> WHAT IS EXPECTED:
Whenever a line contains the string "this", copy it out of the entries.

> Records from a data collection:
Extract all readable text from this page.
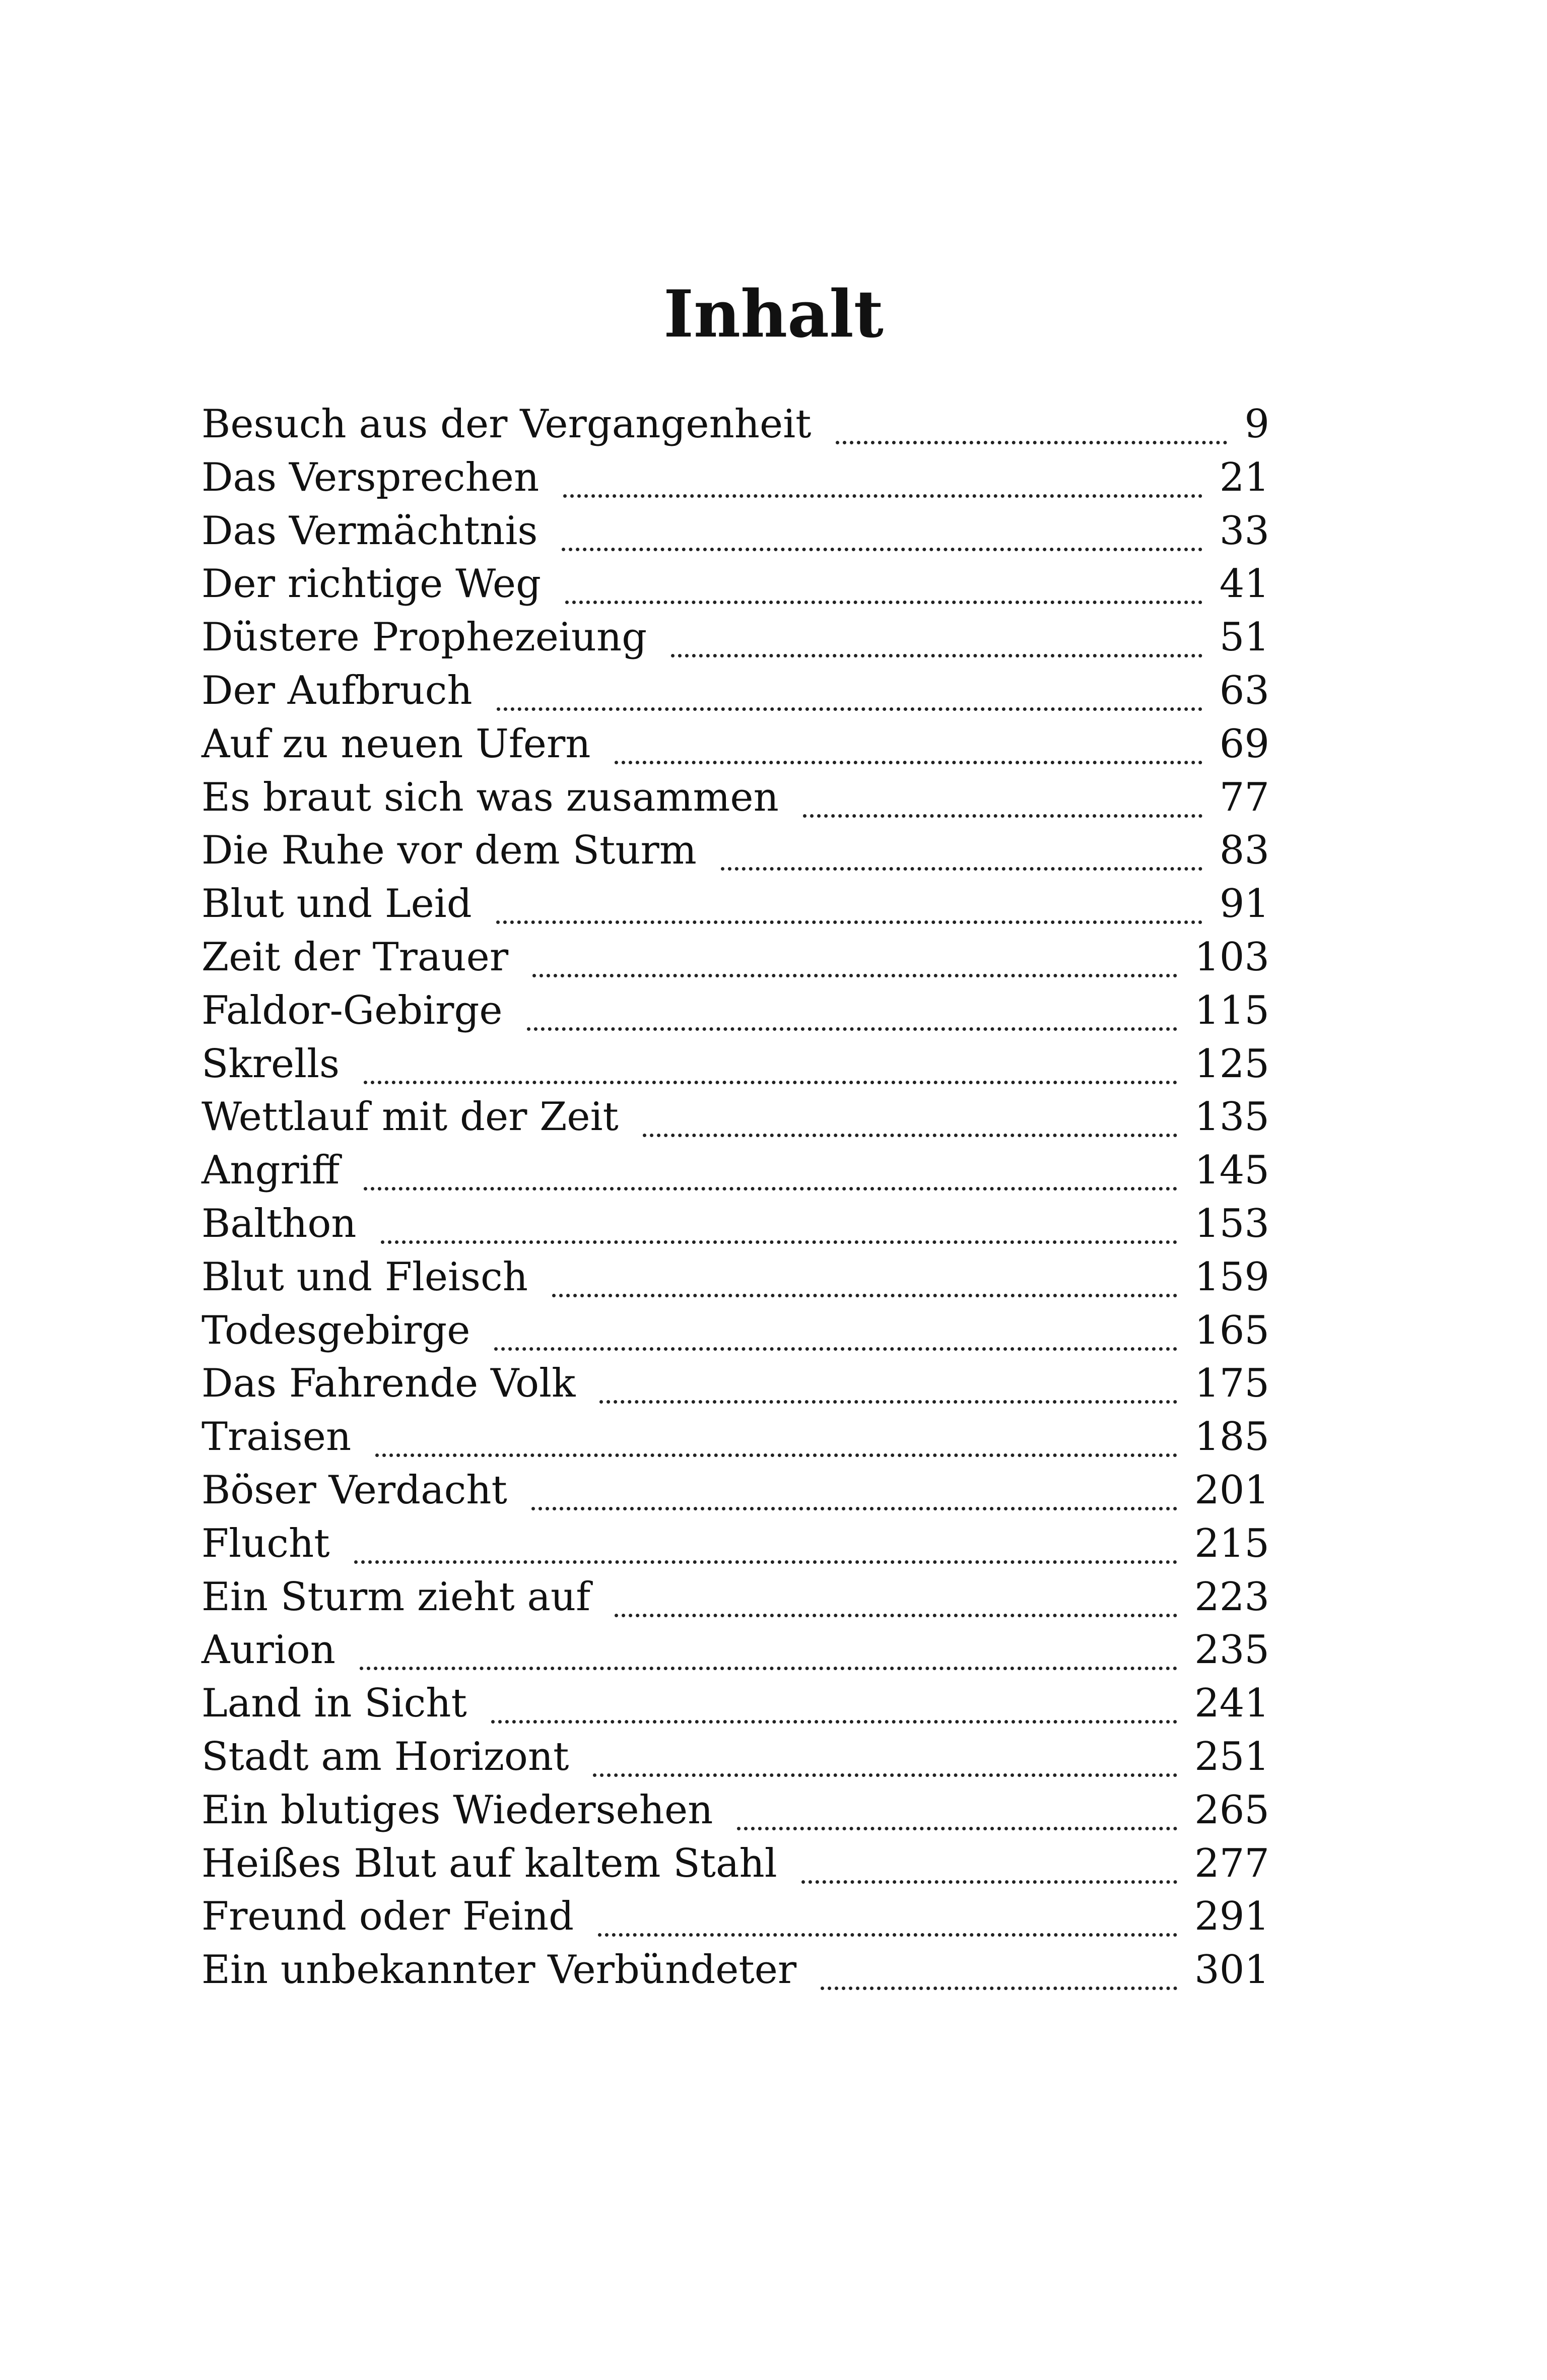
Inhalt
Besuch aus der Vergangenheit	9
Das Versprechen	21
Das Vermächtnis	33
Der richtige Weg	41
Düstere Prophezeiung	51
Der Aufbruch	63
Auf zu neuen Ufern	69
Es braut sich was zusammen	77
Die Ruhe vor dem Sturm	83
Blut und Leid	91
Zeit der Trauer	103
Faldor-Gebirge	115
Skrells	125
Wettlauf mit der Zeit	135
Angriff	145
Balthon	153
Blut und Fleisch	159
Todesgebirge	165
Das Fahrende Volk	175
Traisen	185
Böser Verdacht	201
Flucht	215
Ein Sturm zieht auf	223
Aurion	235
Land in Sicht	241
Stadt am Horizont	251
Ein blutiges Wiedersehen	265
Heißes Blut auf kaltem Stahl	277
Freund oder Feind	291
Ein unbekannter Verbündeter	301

---

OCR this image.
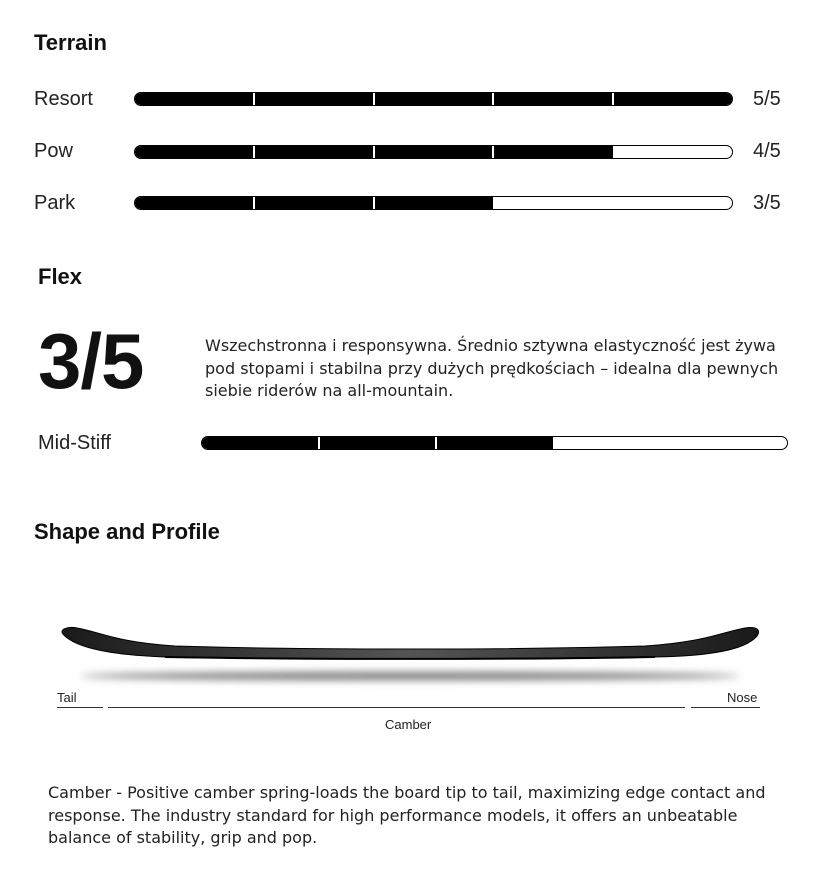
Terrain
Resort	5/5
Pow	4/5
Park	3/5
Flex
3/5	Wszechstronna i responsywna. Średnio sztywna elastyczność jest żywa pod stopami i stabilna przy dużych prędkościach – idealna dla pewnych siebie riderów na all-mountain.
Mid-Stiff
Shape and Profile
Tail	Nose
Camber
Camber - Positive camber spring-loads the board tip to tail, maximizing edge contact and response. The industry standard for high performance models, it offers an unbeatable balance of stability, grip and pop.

> REPLY:
Extract all readable text from this page.
OCR this image.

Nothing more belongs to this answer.